What this task involves: Print every entry, word for word, and skip the images.

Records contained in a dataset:
## begin
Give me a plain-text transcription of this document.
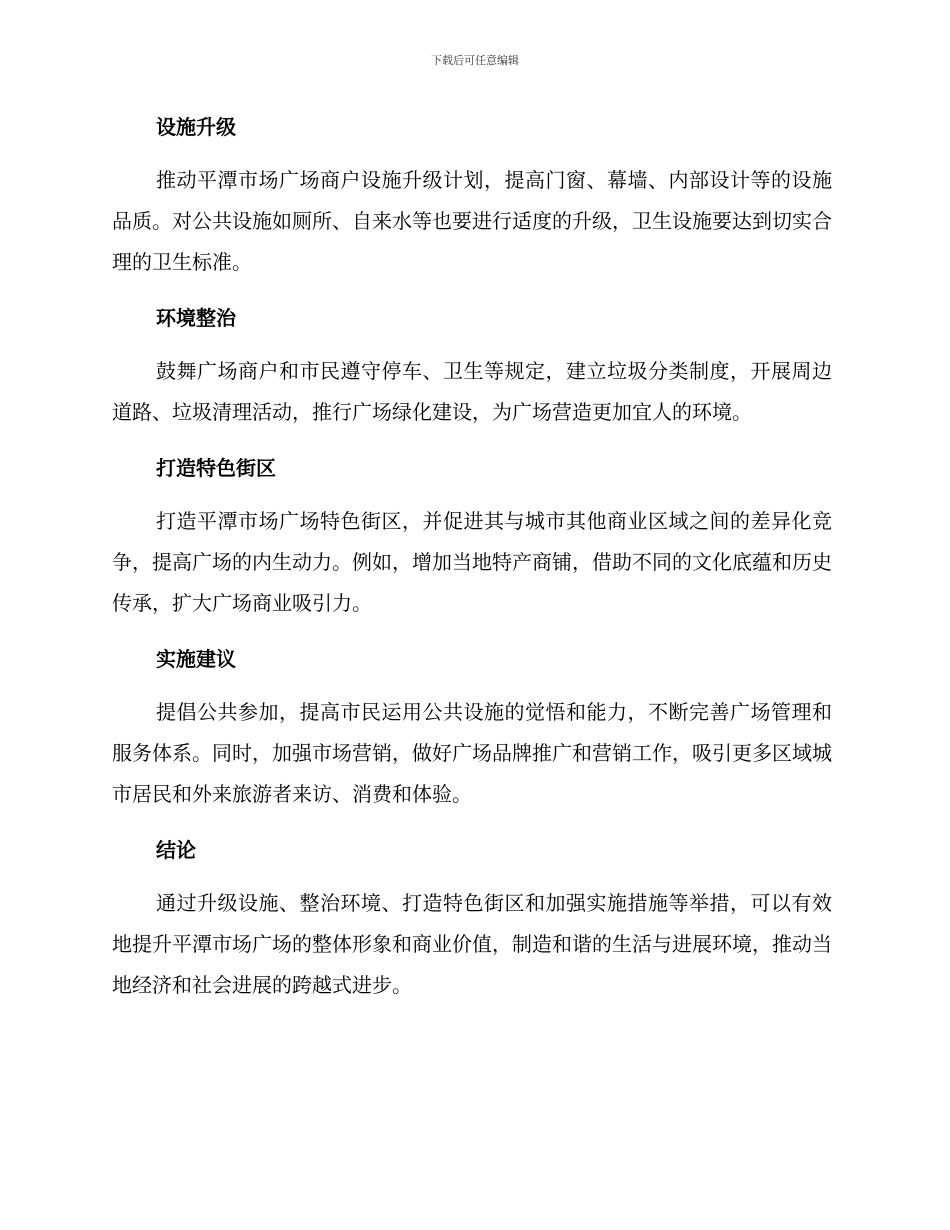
下载后可任意编辑
设施升级

推动平潭市场广场商户设施升级计划，提高门窗、幕墙、内部设计等的设施品质。对公共设施如厕所、自来水等也要进行适度的升级，卫生设施要达到切实合理的卫生标准。

环境整治

鼓舞广场商户和市民遵守停车、卫生等规定，建立垃圾分类制度，开展周边道路、垃圾清理活动，推行广场绿化建设，为广场营造更加宜人的环境。

打造特色街区

打造平潭市场广场特色街区，并促进其与城市其他商业区域之间的差异化竞争，提高广场的内生动力。例如，增加当地特产商铺，借助不同的文化底蕴和历史传承，扩大广场商业吸引力。

实施建议

提倡公共参加，提高市民运用公共设施的觉悟和能力，不断完善广场管理和服务体系。同时，加强市场营销，做好广场品牌推广和营销工作，吸引更多区域城市居民和外来旅游者来访、消费和体验。

结论

通过升级设施、整治环境、打造特色街区和加强实施措施等举措，可以有效地提升平潭市场广场的整体形象和商业价值，制造和谐的生活与进展环境，推动当地经济和社会进展的跨越式进步。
## end
Exercise response:
Give me a plain-text transcription of this document.
下载后可任意编辑
设施升级

推动平潭市场广场商户设施升级计划，提高门窗、幕墙、内部设计等的设施品质。对公共设施如厕所、自来水等也要进行适度的升级，卫生设施要达到切实合理的卫生标准。

环境整治

鼓舞广场商户和市民遵守停车、卫生等规定，建立垃圾分类制度，开展周边道路、垃圾清理活动，推行广场绿化建设，为广场营造更加宜人的环境。

打造特色街区

打造平潭市场广场特色街区，并促进其与城市其他商业区域之间的差异化竞争，提高广场的内生动力。例如，增加当地特产商铺，借助不同的文化底蕴和历史传承，扩大广场商业吸引力。

实施建议

提倡公共参加，提高市民运用公共设施的觉悟和能力，不断完善广场管理和服务体系。同时，加强市场营销，做好广场品牌推广和营销工作，吸引更多区域城市居民和外来旅游者来访、消费和体验。

结论

通过升级设施、整治环境、打造特色街区和加强实施措施等举措，可以有效地提升平潭市场广场的整体形象和商业价值，制造和谐的生活与进展环境，推动当地经济和社会进展的跨越式进步。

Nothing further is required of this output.